Work to do
Sift the material for lines containing "กรมอนาม", and return them.

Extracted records
————————

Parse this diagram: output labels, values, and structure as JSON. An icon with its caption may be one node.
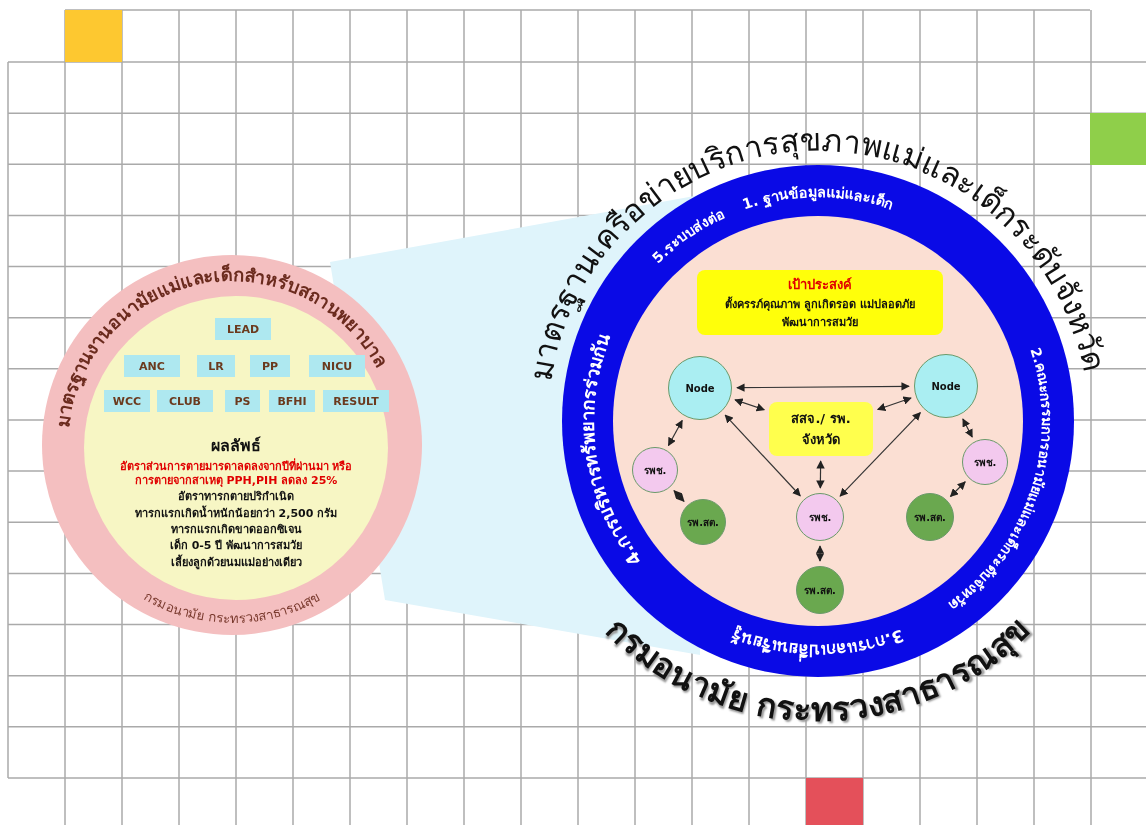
{
  "diagram": {
    "nodes": [
      {
        "text": [],
        "shape": "circle"
      },
      {
        "text": [
          "ผลลัพธ์",
          "อัตราส่วนการตายมารดาลดลงจากปีที่ผ่านมา หรือ การตายจากสาเหตุ PPH,PIH ลดลง 25%",
          "อัตราทารกตายปริกำเนิด",
          "ทารกแรกเกิดน้ำหนักน้อยกว่า 2,500 กรัม",
          "ทารกแรกเกิดขาดออกซิเจน",
          "เด็ก 0-5 ปี พัฒนาการสมวัย",
          "เลี้ยงลูกด้วยนมแม่อย่างเดียว"
        ],
        "in": 0
      },
      {
        "text": [
          "LEAD"
        ],
        "in": 1
      },
      {
        "text": [
          "ANC"
        ],
        "in": 1
      },
      {
        "text": [
          "LR"
        ],
        "in": 1
      },
      {
        "text": [
          "PP"
        ],
        "in": 1
      },
      {
        "text": [
          "NICU"
        ],
        "in": 1
      },
      {
        "text": [
          "WCC"
        ],
        "in": 1
      },
      {
        "text": [
          "CLUB"
        ],
        "in": 1
      },
      {
        "text": [
          "PS"
        ],
        "in": 1
      },
      {
        "text": [
          "BFHI"
        ],
        "in": 1
      },
      {
        "text": [
          "RESULT"
        ],
        "in": 1
      },
      {
        "text": [],
        "shape": "circle"
      },
      {
        "text": [],
        "shape": "circle",
        "in": 12
      },
      {
        "text": [
          "เป้าประสงค์",
          "ตั้งครรภ์คุณภาพ ลูกเกิดรอด แม่ปลอดภัย พัฒนาการสมวัย"
        ],
        "in": 13
      },
      {
        "text": [
          "Node"
        ],
        "in": 13
      },
      {
        "text": [
          "Node"
        ],
        "in": 13
      },
      {
        "text": [
          "สสจ./ รพ. จังหวัด"
        ],
        "in": 13
      },
      {
        "text": [
          "รพช."
        ],
        "in": 13
      },
      {
        "text": [
          "รพ.สต."
        ],
        "in": 13
      },
      {
        "text": [
          "รพช."
        ],
        "in": 13
      },
      {
        "text": [
          "รพ.สต."
        ],
        "in": 13
      },
      {
        "text": [
          "รพช."
        ],
        "in": 13
      },
      {
        "text": [
          "รพ.สต."
        ],
        "in": 13
      }
    ],
    "edges": [
      {
        "from": 15,
        "to": 16,
        "arrow": "both"
      },
      {
        "from": 15,
        "to": 17,
        "arrow": "both"
      },
      {
        "from": 16,
        "to": 17,
        "arrow": "both"
      },
      {
        "from": 15,
        "to": 18,
        "arrow": "both"
      },
      {
        "from": 18,
        "to": 19,
        "arrow": "both"
      },
      {
        "from": 15,
        "to": 20,
        "arrow": "both"
      },
      {
        "from": 16,
        "to": 20,
        "arrow": "both"
      },
      {
        "from": 17,
        "to": 20,
        "arrow": "both"
      },
      {
        "from": 20,
        "to": 21,
        "arrow": "both"
      },
      {
        "from": 16,
        "to": 22,
        "arrow": "both"
      },
      {
        "from": 22,
        "to": 23,
        "arrow": "both"
      }
    ],
    "labels": [
      "มาตรฐานงานอนามัยแม่และเด็กสำหรับสถานพยาบาล",
      "กรมอนามัย กระทรวงสาธารณสุข",
      "มาตรฐานเครือข่ายบริการสุขภาพแม่และเด็กระดับจังหวัด",
      "1. ฐานข้อมูลแม่และเด็ก",
      "2.คณะกรรมการอนามัยแม่และเด็กระดับจังหวัด",
      "3.การแลกเปลี่ยนเรียนรู้",
      "4.การบริหารทรัพยากรร่วมกัน",
      "5.ระบบส่งต่อ",
      "กรมอนามัย กระทรวงสาธารณสุข"
    ]
  }
}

————————

Output of the task
      "กรมอนามัย กระทรวงสาธารณสุข",
      "กรมอนามัย กระทรวงสาธารณสุข"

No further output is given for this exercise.